▶ [Task goal] From the entries below, count the lines with "tapahtumalle". Write only the count.

──────── Extracted information ────────

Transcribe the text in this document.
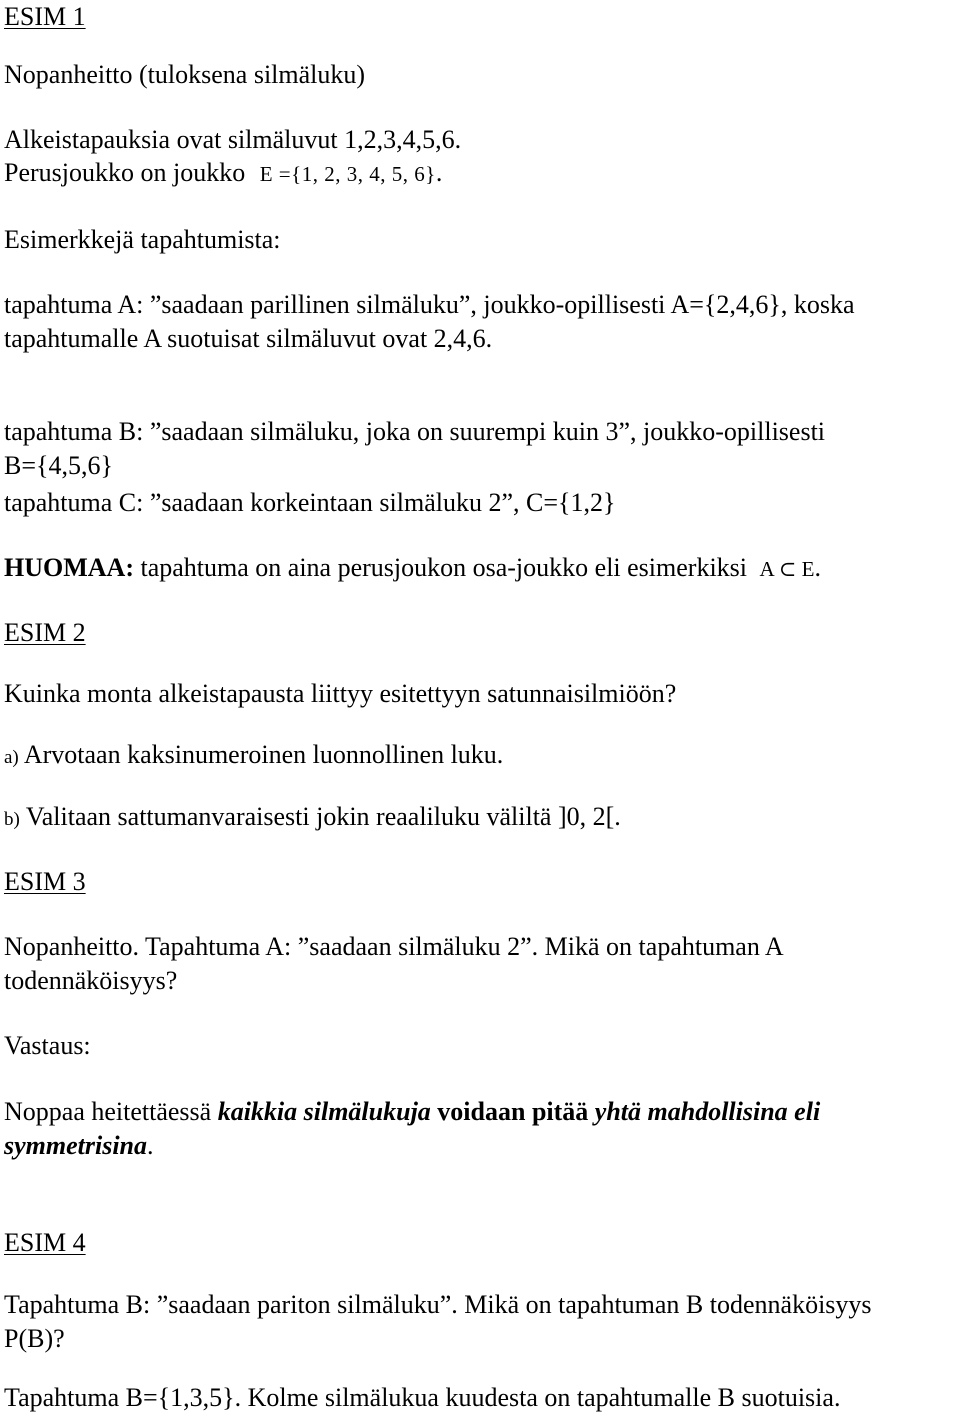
ESIM 1
Nopanheitto (tuloksena silmäluku)
Alkeistapauksia ovat silmäluvut 1,2,3,4,5,6.
Perusjoukko on joukko E ={1, 2, 3, 4, 5, 6}.
Esimerkkejä tapahtumista:
tapahtuma A: ”saadaan parillinen silmäluku”, joukko-opillisesti A={2,4,6}, koska
tapahtumalle A suotuisat silmäluvut ovat 2,4,6.
tapahtuma B: ”saadaan silmäluku, joka on suurempi kuin 3”, joukko-opillisesti
B={4,5,6}
tapahtuma C: ”saadaan korkeintaan silmäluku 2”, C={1,2}
HUOMAA: tapahtuma on aina perusjoukon osa-joukko eli esimerkiksi A ⊂ E.
ESIM 2
Kuinka monta alkeistapausta liittyy esitettyyn satunnaisilmiöön?
a) Arvotaan kaksinumeroinen luonnollinen luku.
b) Valitaan sattumanvaraisesti jokin reaaliluku väliltä ]0, 2[.
ESIM 3
Nopanheitto. Tapahtuma A: ”saadaan silmäluku 2”. Mikä on tapahtuman A
todennäköisyys?
Vastaus:
Noppaa heitettäessä kaikkia silmälukuja voidaan pitää yhtä mahdollisina eli
symmetrisina.
ESIM 4
Tapahtuma B: ”saadaan pariton silmäluku”. Mikä on tapahtuman B todennäköisyys
P(B)?
Tapahtuma B={1,3,5}. Kolme silmälukua kuudesta on tapahtumalle B suotuisia.
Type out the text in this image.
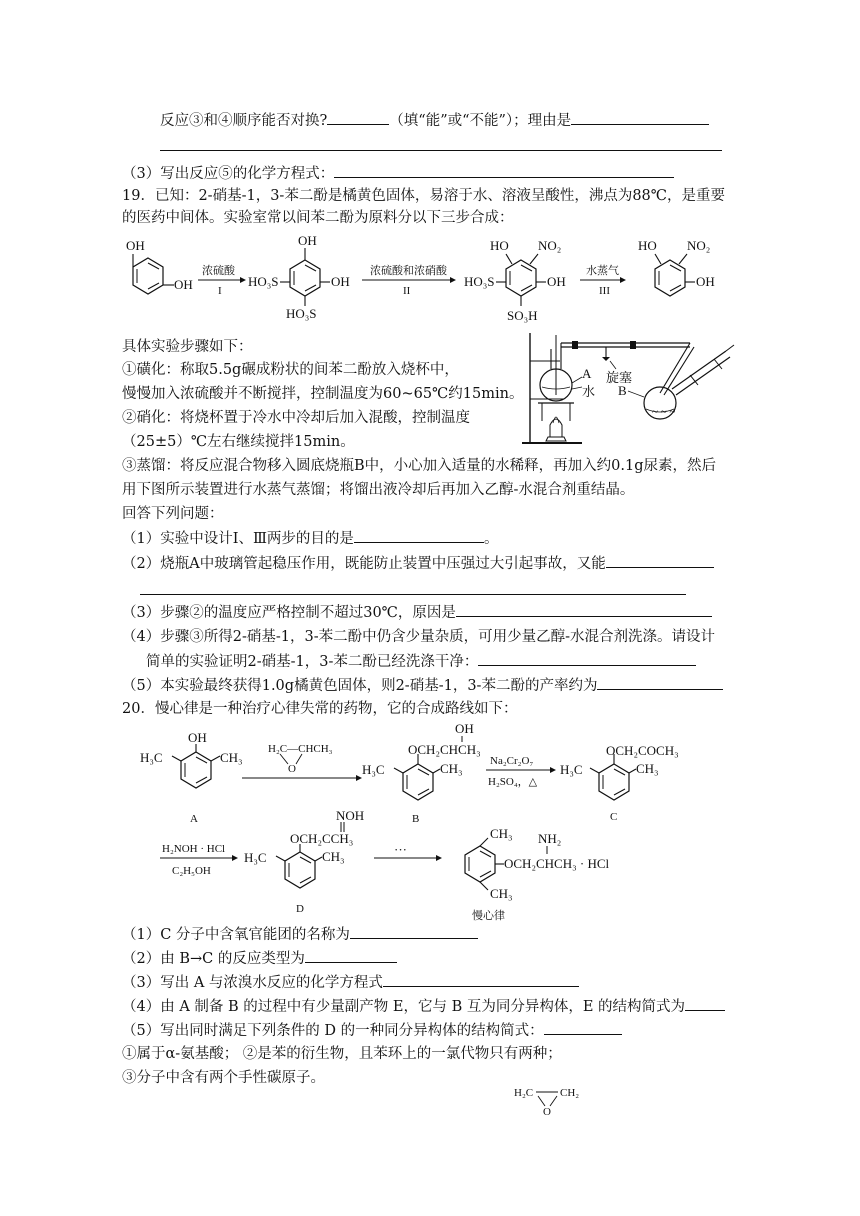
反应③和④顺序能否对换?	（填“能”或“不能”）；理由是
（3）写出反应⑤的化学方程式：
19．已知：2-硝基-1，3-苯二酚是橘黄色固体，易溶于水、溶液呈酸性，沸点为88℃，是重要
的医药中间体。实验室常以间苯二酚为原料分以下三步合成：
OH
OH
浓硫酸
I
HO₃S
OH
OH
HO₃S
浓硫酸和浓硝酸
II
HO₃S
HO NO₂
OH
SO₃H
水蒸气
III
HO NO₂
OH
具体实验步骤如下：
①磺化：称取5.5g碾成粉状的间苯二酚放入烧杯中，
慢慢加入浓硫酸并不断搅拌，控制温度为60~65℃约15min。
②硝化：将烧杯置于冷水中冷却后加入混酸，控制温度
（25±5）℃左右继续搅拌15min。
A
水
旋塞
~ ~ ~
B
③蒸馏：将反应混合物移入圆底烧瓶B中，小心加入适量的水稀释，再加入约0.1g尿素，然后
用下图所示装置进行水蒸气蒸馏；将馏出液冷却后再加入乙醇-水混合剂重结晶。
回答下列问题：
（1）实验中设计Ⅰ、Ⅲ两步的目的是	。
（2）烧瓶A中玻璃管起稳压作用，既能防止装置中压强过大引起事故，又能
（3）步骤②的温度应严格控制不超过30℃，原因是
（4）步骤③所得2-硝基-1，3-苯二酚中仍含少量杂质，可用少量乙醇-水混合剂洗涤。请设计
简单的实验证明2-硝基-1，3-苯二酚已经洗涤干净：
（5）本实验最终获得1.0g橘黄色固体，则2-硝基-1，3-苯二酚的产率约为
20．慢心律是一种治疗心律失常的药物，它的合成路线如下：
OH
H₃C	CH₃
A
H₂C—CHCH₃
O
OCH₂CHCH₃
OH
H₃C	CH₃
B
Na₂Cr₂O₇
H₂SO₄，△
OCH₂COCH₃
H₃C	CH₃
C
H₂NOH · HCl
C₂H₅OH
OCH₂CCH₃
NOH
H₃C	CH₃
D
···
CH₃
CH₃
OCH₂CHCH₃ · HCl
NH₂
慢心律
（1）C 分子中含氧官能团的名称为
（2）由 B→C 的反应类型为
（3）写出 A 与浓溴水反应的化学方程式
（4）由 A 制备 B 的过程中有少量副产物 E，它与 B 互为同分异构体，E 的结构简式为
（5）写出同时满足下列条件的 D 的一种同分异构体的结构简式：
①属于α-氨基酸； ②是苯的衍生物，且苯环上的一氯代物只有两种；
③分子中含有两个手性碳原子。
H₂C CH₂
O
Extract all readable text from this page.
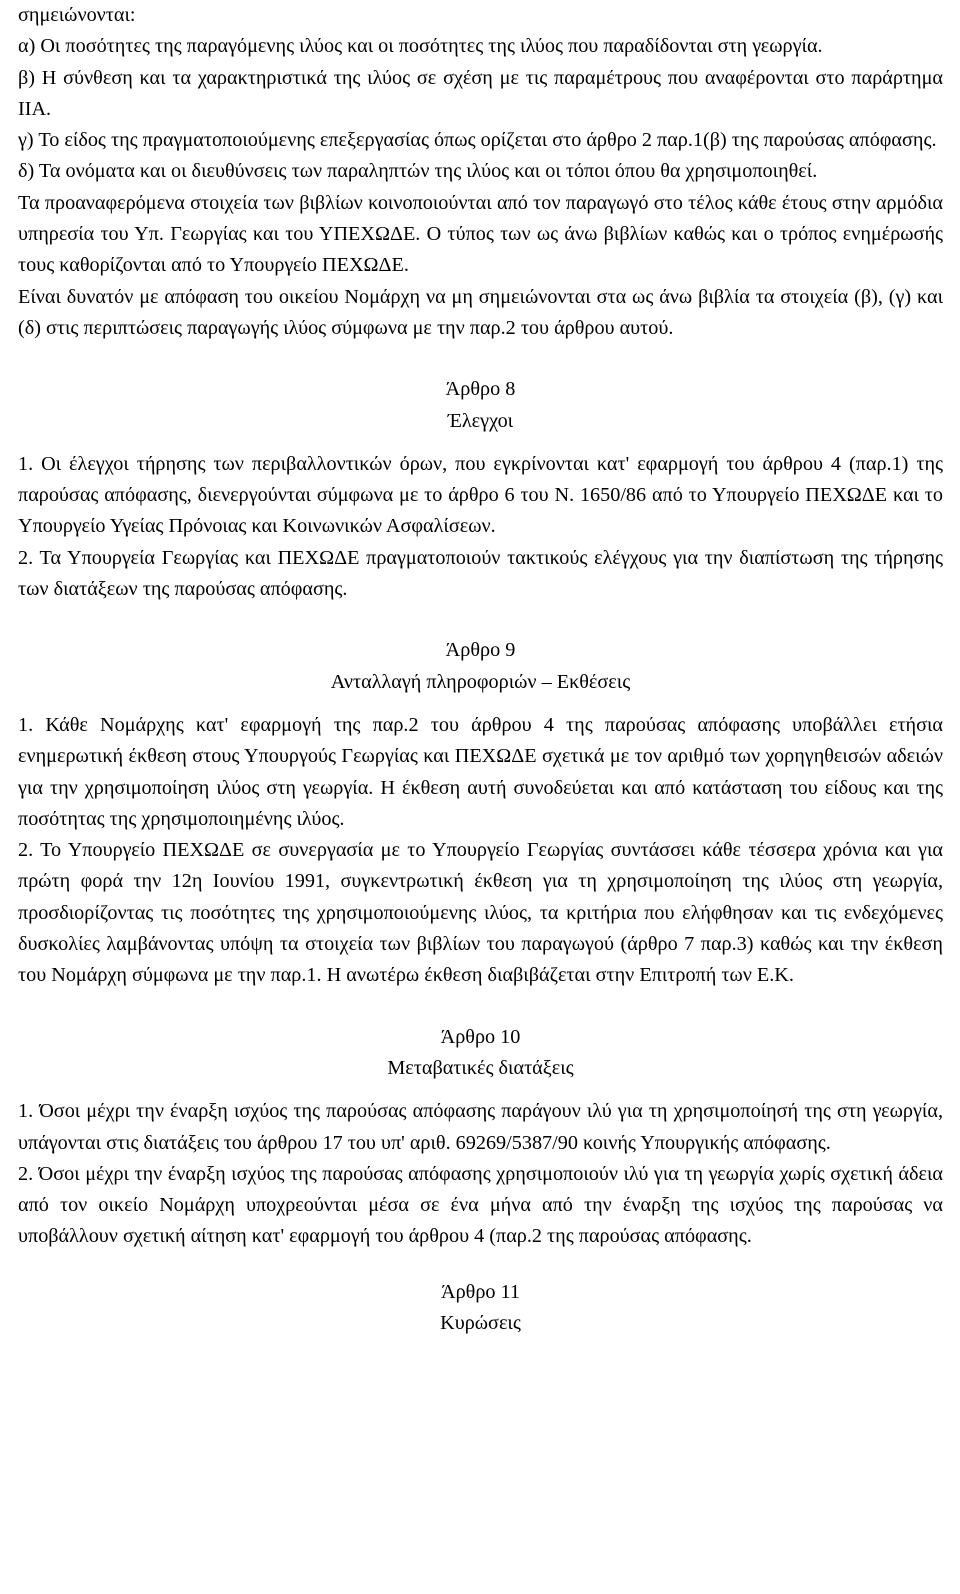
σημειώνονται:

α) Οι ποσότητες της παραγόμενης ιλύος και οι ποσότητες της ιλύος που παραδίδονται στη γεωργία.

β) Η σύνθεση και τα χαρακτηριστικά της ιλύος σε σχέση με τις παραμέτρους που αναφέρονται στο παράρτημα ΙΙΑ.

γ) Το είδος της πραγματοποιούμενης επεξεργασίας όπως ορίζεται στο άρθρο 2 παρ.1(β) της παρούσας απόφασης.

δ) Τα ονόματα και οι διευθύνσεις των παραληπτών της ιλύος και οι τόποι όπου θα χρησιμοποιηθεί.

Τα προαναφερόμενα στοιχεία των βιβλίων κοινοποιούνται από τον παραγωγό στο τέλος κάθε έτους στην αρμόδια υπηρεσία του Υπ. Γεωργίας και του ΥΠΕΧΩΔΕ. Ο τύπος των ως άνω βιβλίων καθώς και ο τρόπος ενημέρωσής τους καθορίζονται από το Υπουργείο ΠΕΧΩΔΕ.

Είναι δυνατόν με απόφαση του οικείου Νομάρχη να μη σημειώνονται στα ως άνω βιβλία τα στοιχεία (β), (γ) και (δ) στις περιπτώσεις παραγωγής ιλύος σύμφωνα με την παρ.2 του άρθρου αυτού.

Άρθρο 8

Έλεγχοι

1. Οι έλεγχοι τήρησης των περιβαλλοντικών όρων, που εγκρίνονται κατ' εφαρμογή του άρθρου 4 (παρ.1) της παρούσας απόφασης, διενεργούνται σύμφωνα με το άρθρο 6 του Ν. 1650/86 από το Υπουργείο ΠΕΧΩΔΕ και το Υπουργείο Υγείας Πρόνοιας και Κοινωνικών Ασφαλίσεων.

2. Τα Υπουργεία Γεωργίας και ΠΕΧΩΔΕ πραγματοποιούν τακτικούς ελέγχους για την διαπίστωση της τήρησης των διατάξεων της παρούσας απόφασης.

Άρθρο 9

Ανταλλαγή πληροφοριών – Εκθέσεις

1. Κάθε Νομάρχης κατ' εφαρμογή της παρ.2 του άρθρου 4 της παρούσας απόφασης υποβάλλει ετήσια ενημερωτική έκθεση στους Υπουργούς Γεωργίας και ΠΕΧΩΔΕ σχετικά με τον αριθμό των χορηγηθεισών αδειών για την χρησιμοποίηση ιλύος στη γεωργία. Η έκθεση αυτή συνοδεύεται και από κατάσταση του είδους και της ποσότητας της χρησιμοποιημένης ιλύος.

2. Το Υπουργείο ΠΕΧΩΔΕ σε συνεργασία με το Υπουργείο Γεωργίας συντάσσει κάθε τέσσερα χρόνια και για πρώτη φορά την 12η Ιουνίου 1991, συγκεντρωτική έκθεση για τη χρησιμοποίηση της ιλύος στη γεωργία, προσδιορίζοντας τις ποσότητες της χρησιμοποιούμενης ιλύος, τα κριτήρια που ελήφθησαν και τις ενδεχόμενες δυσκολίες λαμβάνοντας υπόψη τα στοιχεία των βιβλίων του παραγωγού (άρθρο 7 παρ.3) καθώς και την έκθεση του Νομάρχη σύμφωνα με την παρ.1. Η ανωτέρω έκθεση διαβιβάζεται στην Επιτροπή των Ε.Κ.

Άρθρο 10

Μεταβατικές διατάξεις

1. Όσοι μέχρι την έναρξη ισχύος της παρούσας απόφασης παράγουν ιλύ για τη χρησιμοποίησή της στη γεωργία, υπάγονται στις διατάξεις του άρθρου 17 του υπ' αριθ. 69269/5387/90 κοινής Υπουργικής απόφασης.

2. Όσοι μέχρι την έναρξη ισχύος της παρούσας απόφασης χρησιμοποιούν ιλύ για τη γεωργία χωρίς σχετική άδεια από τον οικείο Νομάρχη υποχρεούνται μέσα σε ένα μήνα από την έναρξη της ισχύος της παρούσας να υποβάλλουν σχετική αίτηση κατ' εφαρμογή του άρθρου 4 (παρ.2 της παρούσας απόφασης.

Άρθρο 11

Κυρώσεις
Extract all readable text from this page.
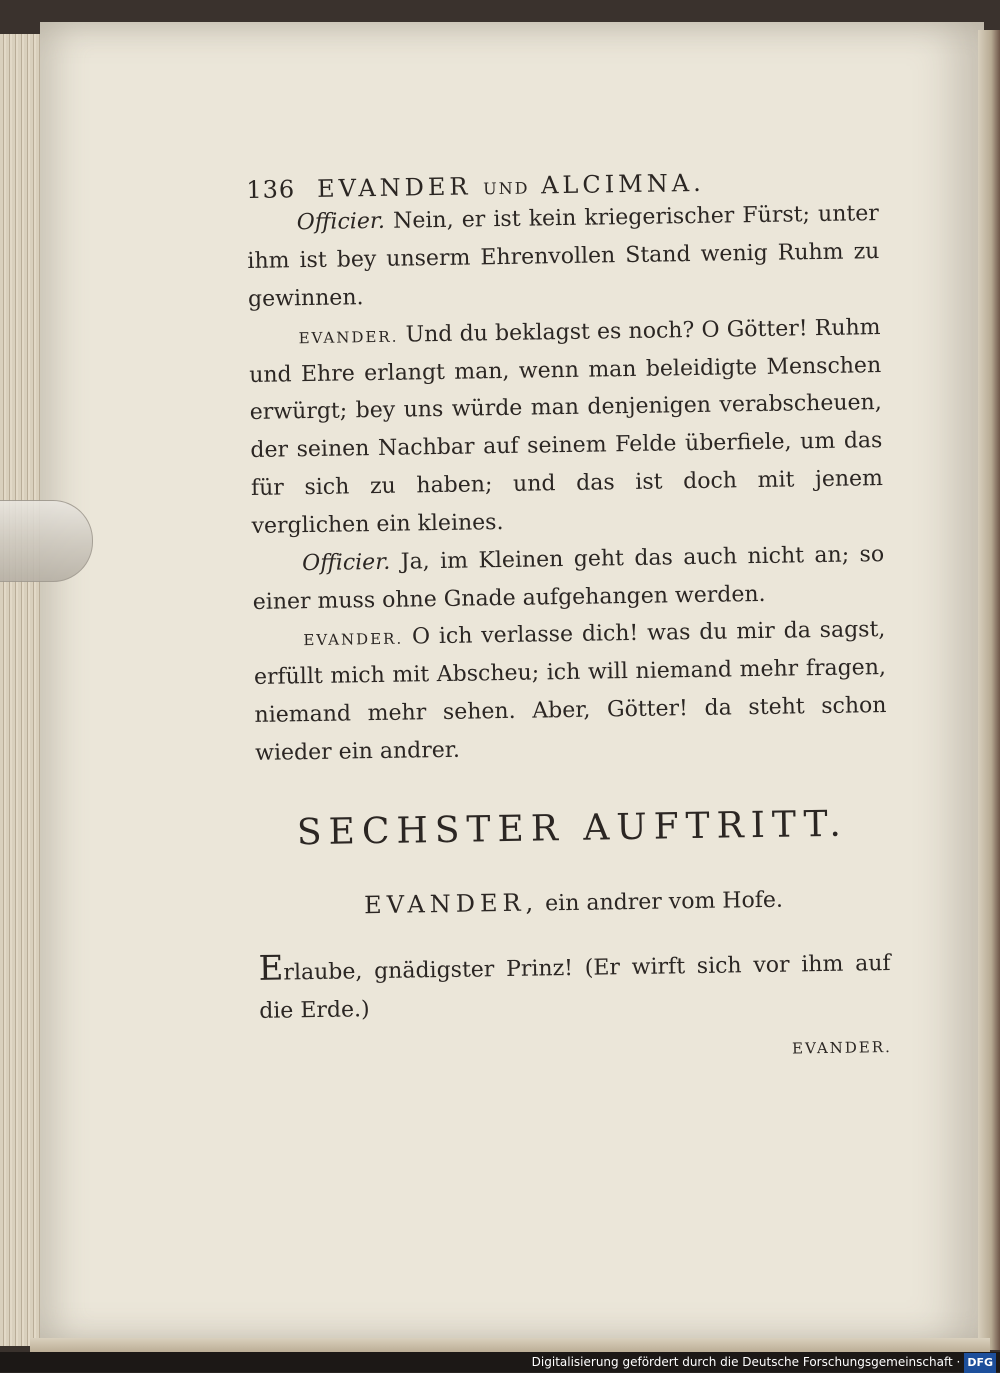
136 EVANDER UND ALCIMNA.

Officier. Nein, er ist kein kriegerischer Fürst; unter ihm ist bey unserm Ehrenvollen Stand wenig Ruhm zu gewinnen.

EVANDER. Und du beklagst es noch? O Götter! Ruhm und Ehre erlangt man, wenn man beleidigte Menschen erwürgt; bey uns würde man denjenigen verabscheuen, der seinen Nachbar auf seinem Felde überfiele, um das für sich zu haben; und das ist doch mit jenem verglichen ein kleines.

Officier. Ja, im Kleinen geht das auch nicht an; so einer muss ohne Gnade aufgehangen werden.

EVANDER. O ich verlasse dich! was du mir da sagst, erfüllt mich mit Abscheu; ich will niemand mehr fragen, niemand mehr sehen. Aber, Götter! da steht schon wieder ein andrer.

SECHSTER AUFTRITT.
EVANDER, ein andrer vom Hofe.

Erlaube, gnädigster Prinz! (Er wirft sich vor ihm auf die Erde.)

EVANDER.
Digitalisierung gefördert durch die Deutsche Forschungsgemeinschaft · DFG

────────

▶ [Answer to the exercise] 2